- THE PROBLEM
Output every line of the data exactly as it appears.

- RECORDS SUPPLIED
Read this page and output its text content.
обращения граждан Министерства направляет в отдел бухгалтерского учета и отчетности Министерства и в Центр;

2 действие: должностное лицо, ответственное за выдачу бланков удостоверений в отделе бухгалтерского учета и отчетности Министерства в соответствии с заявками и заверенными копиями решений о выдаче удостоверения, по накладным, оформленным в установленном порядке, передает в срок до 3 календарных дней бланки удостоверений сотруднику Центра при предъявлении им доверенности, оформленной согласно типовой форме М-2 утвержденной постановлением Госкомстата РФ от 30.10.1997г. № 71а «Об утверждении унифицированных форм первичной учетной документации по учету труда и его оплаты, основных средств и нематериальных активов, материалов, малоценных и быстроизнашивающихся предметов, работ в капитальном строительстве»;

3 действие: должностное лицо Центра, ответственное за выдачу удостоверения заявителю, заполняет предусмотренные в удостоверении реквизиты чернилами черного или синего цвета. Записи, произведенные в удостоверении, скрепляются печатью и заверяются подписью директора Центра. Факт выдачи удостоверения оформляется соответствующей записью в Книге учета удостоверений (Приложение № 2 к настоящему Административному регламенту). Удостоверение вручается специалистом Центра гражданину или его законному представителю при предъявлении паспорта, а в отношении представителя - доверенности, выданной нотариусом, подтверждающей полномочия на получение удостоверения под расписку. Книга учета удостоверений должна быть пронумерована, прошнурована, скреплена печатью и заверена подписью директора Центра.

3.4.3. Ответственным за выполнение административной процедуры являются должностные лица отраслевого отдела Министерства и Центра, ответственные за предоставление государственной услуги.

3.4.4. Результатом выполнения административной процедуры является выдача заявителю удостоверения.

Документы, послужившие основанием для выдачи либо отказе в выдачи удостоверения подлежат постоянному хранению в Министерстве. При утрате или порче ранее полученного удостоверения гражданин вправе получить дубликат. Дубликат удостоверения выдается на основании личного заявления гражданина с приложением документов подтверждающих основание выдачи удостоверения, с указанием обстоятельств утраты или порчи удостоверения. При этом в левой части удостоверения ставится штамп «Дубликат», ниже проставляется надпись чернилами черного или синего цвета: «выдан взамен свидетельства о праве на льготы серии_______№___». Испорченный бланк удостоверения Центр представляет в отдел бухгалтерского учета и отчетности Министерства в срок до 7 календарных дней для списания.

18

- REPLY
Read this page and output its text content.
обращения граждан Министерства направляет в отдел бухгалтерского учета и отчетности Министерства и в Центр;

2 действие: должностное лицо, ответственное за выдачу бланков удостоверений в отделе бухгалтерского учета и отчетности Министерства в соответствии с заявками и заверенными копиями решений о выдаче удостоверения, по накладным, оформленным в установленном порядке, передает в срок до 3 календарных дней бланки удостоверений сотруднику Центра при предъявлении им доверенности, оформленной согласно типовой форме М-2 утвержденной постановлением Госкомстата РФ от 30.10.1997г. № 71а «Об утверждении унифицированных форм первичной учетной документации по учету труда и его оплаты, основных средств и нематериальных активов, материалов, малоценных и быстроизнашивающихся предметов, работ в капитальном строительстве»;

3 действие: должностное лицо Центра, ответственное за выдачу удостоверения заявителю, заполняет предусмотренные в удостоверении реквизиты чернилами черного или синего цвета. Записи, произведенные в удостоверении, скрепляются печатью и заверяются подписью директора Центра. Факт выдачи удостоверения оформляется соответствующей записью в Книге учета удостоверений (Приложение № 2 к настоящему Административному регламенту). Удостоверение вручается специалистом Центра гражданину или его законному представителю при предъявлении паспорта, а в отношении представителя - доверенности, выданной нотариусом, подтверждающей полномочия на получение удостоверения под расписку. Книга учета удостоверений должна быть пронумерована, прошнурована, скреплена печатью и заверена подписью директора Центра.

3.4.3. Ответственным за выполнение административной процедуры являются должностные лица отраслевого отдела Министерства и Центра, ответственные за предоставление государственной услуги.

3.4.4. Результатом выполнения административной процедуры является выдача заявителю удостоверения.

Документы, послужившие основанием для выдачи либо отказе в выдачи удостоверения подлежат постоянному хранению в Министерстве. При утрате или порче ранее полученного удостоверения гражданин вправе получить дубликат. Дубликат удостоверения выдается на основании личного заявления гражданина с приложением документов подтверждающих основание выдачи удостоверения, с указанием обстоятельств утраты или порчи удостоверения. При этом в левой части удостоверения ставится штамп «Дубликат», ниже проставляется надпись чернилами черного или синего цвета: «выдан взамен свидетельства о праве на льготы серии_______№___». Испорченный бланк удостоверения Центр представляет в отдел бухгалтерского учета и отчетности Министерства в срок до 7 календарных дней для списания.

18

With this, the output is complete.